## Given problem
Write out the records beneath this line exactly as they appear, minus any images.

## Extracted material
((
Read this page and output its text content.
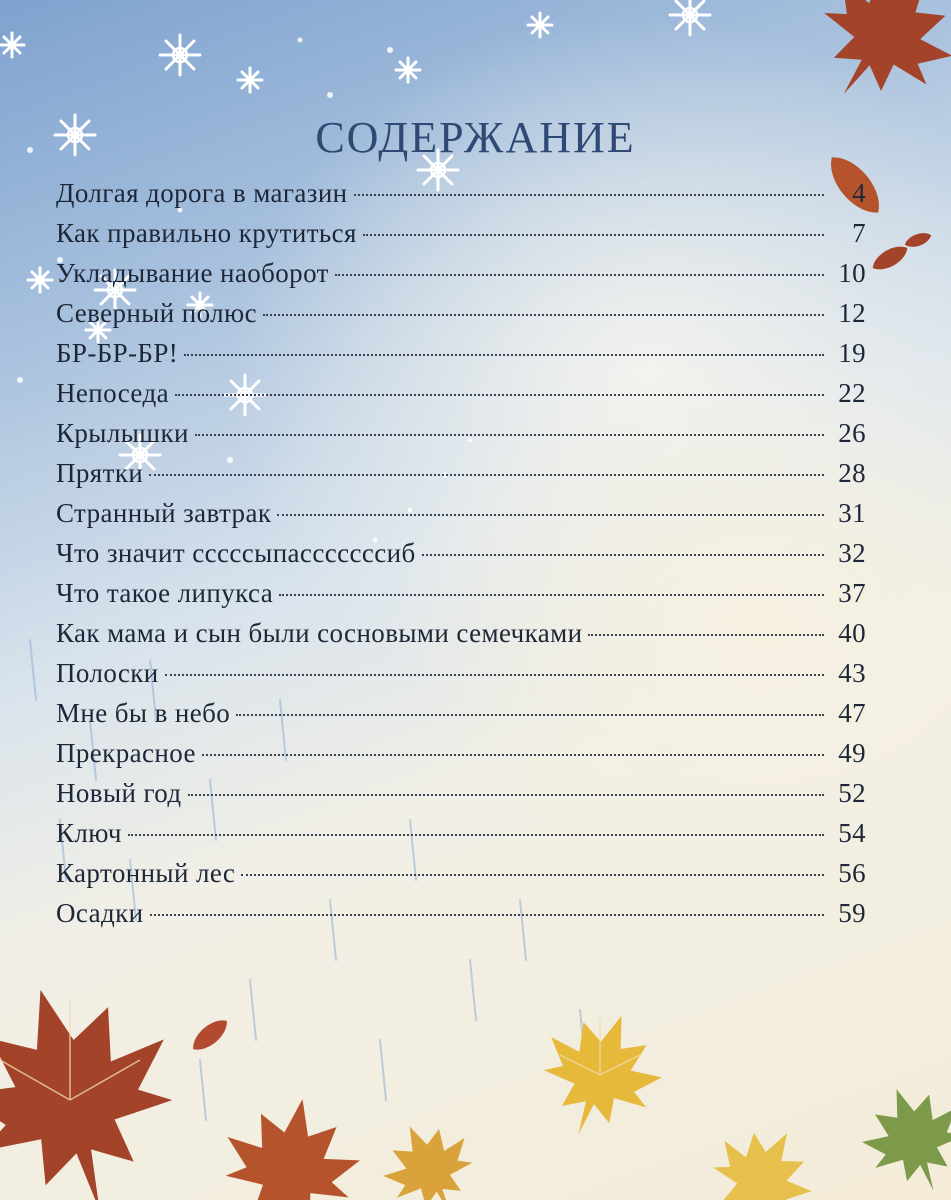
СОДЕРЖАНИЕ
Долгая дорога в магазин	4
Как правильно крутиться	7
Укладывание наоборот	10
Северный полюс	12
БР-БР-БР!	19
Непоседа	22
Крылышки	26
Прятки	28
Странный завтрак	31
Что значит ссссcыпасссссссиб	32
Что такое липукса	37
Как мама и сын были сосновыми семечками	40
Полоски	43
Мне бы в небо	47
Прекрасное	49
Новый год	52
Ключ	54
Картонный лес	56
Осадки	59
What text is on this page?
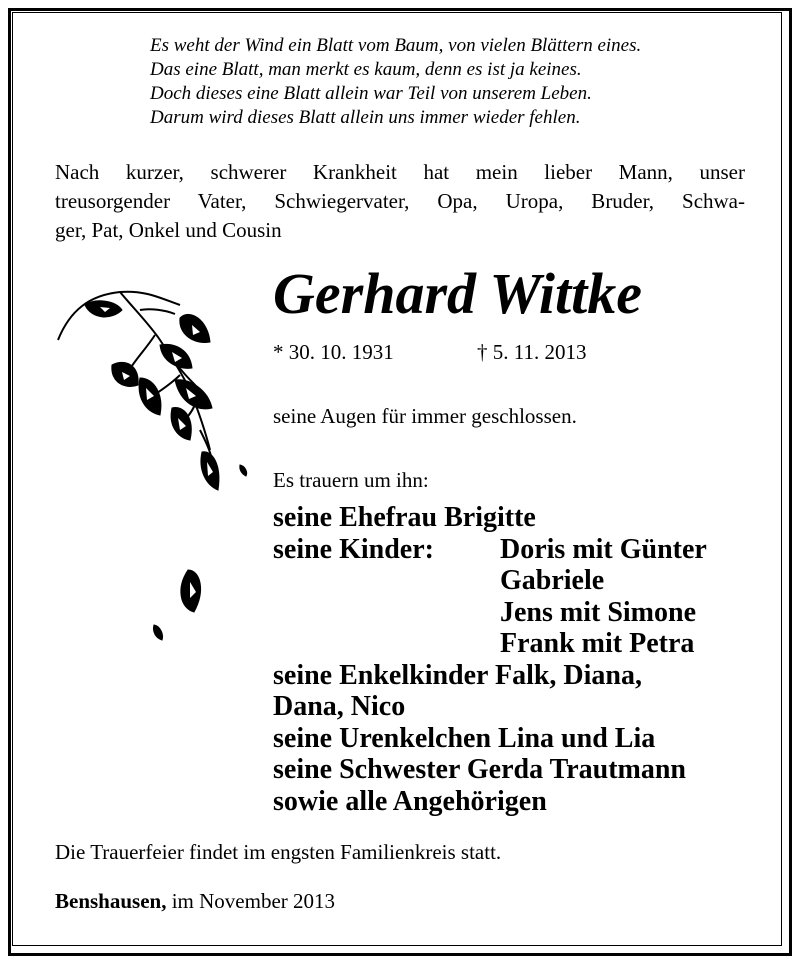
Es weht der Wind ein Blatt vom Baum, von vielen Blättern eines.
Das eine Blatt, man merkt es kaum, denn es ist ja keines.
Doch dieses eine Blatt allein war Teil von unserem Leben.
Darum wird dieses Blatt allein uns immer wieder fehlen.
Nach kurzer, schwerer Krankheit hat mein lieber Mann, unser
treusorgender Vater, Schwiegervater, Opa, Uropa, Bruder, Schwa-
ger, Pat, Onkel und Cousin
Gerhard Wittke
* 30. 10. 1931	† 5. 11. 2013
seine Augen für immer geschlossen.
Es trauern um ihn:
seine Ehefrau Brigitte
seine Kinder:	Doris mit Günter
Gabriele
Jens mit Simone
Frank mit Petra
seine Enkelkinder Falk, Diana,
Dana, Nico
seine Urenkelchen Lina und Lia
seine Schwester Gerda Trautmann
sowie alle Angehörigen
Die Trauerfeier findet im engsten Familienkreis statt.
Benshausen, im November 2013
))
## Task result
Read this page and output its text content.
СОДЕРЖАНИЕ
Долгая дорога в магазин	4
Как правильно крутиться	7
Укладывание наоборот	10
Северный полюс	12
БР-БР-БР!	19
Непоседа	22
Крылышки	26
Прятки	28
Странный завтрак	31
Что значит ссссcыпасссссссиб	32
Что такое липукса	37
Как мама и сын были сосновыми семечками	40
Полоски	43
Мне бы в небо	47
Прекрасное	49
Новый год	52
Ключ	54
Картонный лес	56
Осадки	59
What text is on this page?
Es weht der Wind ein Blatt vom Baum, von vielen Blättern eines.
Das eine Blatt, man merkt es kaum, denn es ist ja keines.
Doch dieses eine Blatt allein war Teil von unserem Leben.
Darum wird dieses Blatt allein uns immer wieder fehlen.
Nach kurzer, schwerer Krankheit hat mein lieber Mann, unser
treusorgender Vater, Schwiegervater, Opa, Uropa, Bruder, Schwa-
ger, Pat, Onkel und Cousin
Gerhard Wittke
* 30. 10. 1931	† 5. 11. 2013
seine Augen für immer geschlossen.
Es trauern um ihn:
seine Ehefrau Brigitte
seine Kinder:	Doris mit Günter
Gabriele
Jens mit Simone
Frank mit Petra
seine Enkelkinder Falk, Diana,
Dana, Nico
seine Urenkelchen Lina und Lia
seine Schwester Gerda Trautmann
sowie alle Angehörigen
Die Trauerfeier findet im engsten Familienkreis statt.
Benshausen, im November 2013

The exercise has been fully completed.